Aim
Repeat every line below exactly as it reads.

Given records
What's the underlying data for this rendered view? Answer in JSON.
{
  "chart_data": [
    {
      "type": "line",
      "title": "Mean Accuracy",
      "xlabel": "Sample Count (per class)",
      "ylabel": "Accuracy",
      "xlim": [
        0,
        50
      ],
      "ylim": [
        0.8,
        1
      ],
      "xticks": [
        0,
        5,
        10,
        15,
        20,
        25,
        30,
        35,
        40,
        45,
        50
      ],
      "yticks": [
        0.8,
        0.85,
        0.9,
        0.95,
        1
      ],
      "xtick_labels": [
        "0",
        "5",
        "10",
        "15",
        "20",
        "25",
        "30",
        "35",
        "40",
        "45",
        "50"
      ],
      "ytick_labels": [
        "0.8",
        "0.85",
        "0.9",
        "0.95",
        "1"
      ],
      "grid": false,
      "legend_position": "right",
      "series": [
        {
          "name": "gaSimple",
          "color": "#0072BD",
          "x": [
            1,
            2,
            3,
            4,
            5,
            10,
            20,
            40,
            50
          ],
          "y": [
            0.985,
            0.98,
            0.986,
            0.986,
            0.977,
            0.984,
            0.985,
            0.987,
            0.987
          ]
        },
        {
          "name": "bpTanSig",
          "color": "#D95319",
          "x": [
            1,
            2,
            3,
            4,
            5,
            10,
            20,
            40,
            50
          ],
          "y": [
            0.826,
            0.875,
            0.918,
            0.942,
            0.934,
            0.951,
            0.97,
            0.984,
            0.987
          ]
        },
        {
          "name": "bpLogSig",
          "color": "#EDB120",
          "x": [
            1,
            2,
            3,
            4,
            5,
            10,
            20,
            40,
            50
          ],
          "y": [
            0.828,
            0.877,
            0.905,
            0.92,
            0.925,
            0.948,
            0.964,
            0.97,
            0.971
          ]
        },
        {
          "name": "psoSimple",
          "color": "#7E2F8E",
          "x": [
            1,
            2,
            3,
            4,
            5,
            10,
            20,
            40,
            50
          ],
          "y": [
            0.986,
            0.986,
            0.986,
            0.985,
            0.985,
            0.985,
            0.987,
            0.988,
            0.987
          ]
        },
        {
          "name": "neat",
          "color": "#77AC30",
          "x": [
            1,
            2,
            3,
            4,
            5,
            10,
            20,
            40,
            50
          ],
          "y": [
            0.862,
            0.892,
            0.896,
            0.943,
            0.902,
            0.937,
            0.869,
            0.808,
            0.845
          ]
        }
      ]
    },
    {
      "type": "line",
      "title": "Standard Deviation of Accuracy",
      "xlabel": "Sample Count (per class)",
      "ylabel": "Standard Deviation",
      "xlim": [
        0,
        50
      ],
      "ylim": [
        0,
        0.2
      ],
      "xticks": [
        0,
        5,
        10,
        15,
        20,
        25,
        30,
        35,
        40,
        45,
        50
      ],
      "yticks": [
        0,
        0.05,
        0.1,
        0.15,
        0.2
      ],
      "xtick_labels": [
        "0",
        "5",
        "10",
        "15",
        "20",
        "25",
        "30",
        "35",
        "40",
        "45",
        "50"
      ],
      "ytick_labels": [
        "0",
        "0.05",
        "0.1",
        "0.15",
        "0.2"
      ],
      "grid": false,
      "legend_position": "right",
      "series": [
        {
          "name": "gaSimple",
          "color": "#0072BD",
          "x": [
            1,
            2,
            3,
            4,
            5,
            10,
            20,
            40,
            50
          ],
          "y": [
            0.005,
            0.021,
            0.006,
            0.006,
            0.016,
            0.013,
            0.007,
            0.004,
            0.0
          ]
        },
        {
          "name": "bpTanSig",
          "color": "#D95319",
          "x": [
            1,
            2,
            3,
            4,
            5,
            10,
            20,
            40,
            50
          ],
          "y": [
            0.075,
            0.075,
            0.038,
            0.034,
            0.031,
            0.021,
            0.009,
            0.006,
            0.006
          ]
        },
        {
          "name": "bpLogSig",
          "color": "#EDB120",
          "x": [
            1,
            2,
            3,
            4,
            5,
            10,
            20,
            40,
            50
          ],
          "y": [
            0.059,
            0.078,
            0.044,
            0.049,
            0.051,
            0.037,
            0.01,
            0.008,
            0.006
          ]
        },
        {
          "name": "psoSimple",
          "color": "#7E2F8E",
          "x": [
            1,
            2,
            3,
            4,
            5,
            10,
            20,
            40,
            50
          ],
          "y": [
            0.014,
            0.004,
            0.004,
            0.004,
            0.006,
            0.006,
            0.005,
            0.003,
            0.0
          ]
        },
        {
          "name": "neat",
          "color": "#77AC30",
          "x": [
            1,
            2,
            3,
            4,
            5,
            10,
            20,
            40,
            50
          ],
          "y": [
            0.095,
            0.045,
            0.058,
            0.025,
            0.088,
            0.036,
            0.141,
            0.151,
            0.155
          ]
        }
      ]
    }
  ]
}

Solution to the exercise
What's the underlying data for this rendered view? Answer in JSON.
{
  "chart_data": [
    {
      "type": "line",
      "title": "Mean Accuracy",
      "xlabel": "Sample Count (per class)",
      "ylabel": "Accuracy",
      "xlim": [
        0,
        50
      ],
      "ylim": [
        0.8,
        1
      ],
      "xticks": [
        0,
        5,
        10,
        15,
        20,
        25,
        30,
        35,
        40,
        45,
        50
      ],
      "yticks": [
        0.8,
        0.85,
        0.9,
        0.95,
        1
      ],
      "xtick_labels": [
        "0",
        "5",
        "10",
        "15",
        "20",
        "25",
        "30",
        "35",
        "40",
        "45",
        "50"
      ],
      "ytick_labels": [
        "0.8",
        "0.85",
        "0.9",
        "0.95",
        "1"
      ],
      "grid": false,
      "legend_position": "right",
      "series": [
        {
          "name": "gaSimple",
          "color": "#0072BD",
          "x": [
            1,
            2,
            3,
            4,
            5,
            10,
            20,
            40,
            50
          ],
          "y": [
            0.985,
            0.98,
            0.986,
            0.986,
            0.977,
            0.984,
            0.985,
            0.987,
            0.987
          ]
        },
        {
          "name": "bpTanSig",
          "color": "#D95319",
          "x": [
            1,
            2,
            3,
            4,
            5,
            10,
            20,
            40,
            50
          ],
          "y": [
            0.826,
            0.875,
            0.918,
            0.942,
            0.934,
            0.951,
            0.97,
            0.984,
            0.987
          ]
        },
        {
          "name": "bpLogSig",
          "color": "#EDB120",
          "x": [
            1,
            2,
            3,
            4,
            5,
            10,
            20,
            40,
            50
          ],
          "y": [
            0.828,
            0.877,
            0.905,
            0.92,
            0.925,
            0.948,
            0.964,
            0.97,
            0.971
          ]
        },
        {
          "name": "psoSimple",
          "color": "#7E2F8E",
          "x": [
            1,
            2,
            3,
            4,
            5,
            10,
            20,
            40,
            50
          ],
          "y": [
            0.986,
            0.986,
            0.986,
            0.985,
            0.985,
            0.985,
            0.987,
            0.988,
            0.987
          ]
        },
        {
          "name": "neat",
          "color": "#77AC30",
          "x": [
            1,
            2,
            3,
            4,
            5,
            10,
            20,
            40,
            50
          ],
          "y": [
            0.862,
            0.892,
            0.896,
            0.943,
            0.902,
            0.937,
            0.869,
            0.808,
            0.845
          ]
        }
      ]
    },
    {
      "type": "line",
      "title": "Standard Deviation of Accuracy",
      "xlabel": "Sample Count (per class)",
      "ylabel": "Standard Deviation",
      "xlim": [
        0,
        50
      ],
      "ylim": [
        0,
        0.2
      ],
      "xticks": [
        0,
        5,
        10,
        15,
        20,
        25,
        30,
        35,
        40,
        45,
        50
      ],
      "yticks": [
        0,
        0.05,
        0.1,
        0.15,
        0.2
      ],
      "xtick_labels": [
        "0",
        "5",
        "10",
        "15",
        "20",
        "25",
        "30",
        "35",
        "40",
        "45",
        "50"
      ],
      "ytick_labels": [
        "0",
        "0.05",
        "0.1",
        "0.15",
        "0.2"
      ],
      "grid": false,
      "legend_position": "right",
      "series": [
        {
          "name": "gaSimple",
          "color": "#0072BD",
          "x": [
            1,
            2,
            3,
            4,
            5,
            10,
            20,
            40,
            50
          ],
          "y": [
            0.005,
            0.021,
            0.006,
            0.006,
            0.016,
            0.013,
            0.007,
            0.004,
            0.0
          ]
        },
        {
          "name": "bpTanSig",
          "color": "#D95319",
          "x": [
            1,
            2,
            3,
            4,
            5,
            10,
            20,
            40,
            50
          ],
          "y": [
            0.075,
            0.075,
            0.038,
            0.034,
            0.031,
            0.021,
            0.009,
            0.006,
            0.006
          ]
        },
        {
          "name": "bpLogSig",
          "color": "#EDB120",
          "x": [
            1,
            2,
            3,
            4,
            5,
            10,
            20,
            40,
            50
          ],
          "y": [
            0.059,
            0.078,
            0.044,
            0.049,
            0.051,
            0.037,
            0.01,
            0.008,
            0.006
          ]
        },
        {
          "name": "psoSimple",
          "color": "#7E2F8E",
          "x": [
            1,
            2,
            3,
            4,
            5,
            10,
            20,
            40,
            50
          ],
          "y": [
            0.014,
            0.004,
            0.004,
            0.004,
            0.006,
            0.006,
            0.005,
            0.003,
            0.0
          ]
        },
        {
          "name": "neat",
          "color": "#77AC30",
          "x": [
            1,
            2,
            3,
            4,
            5,
            10,
            20,
            40,
            50
          ],
          "y": [
            0.095,
            0.045,
            0.058,
            0.025,
            0.088,
            0.036,
            0.141,
            0.151,
            0.155
          ]
        }
      ]
    }
  ]
}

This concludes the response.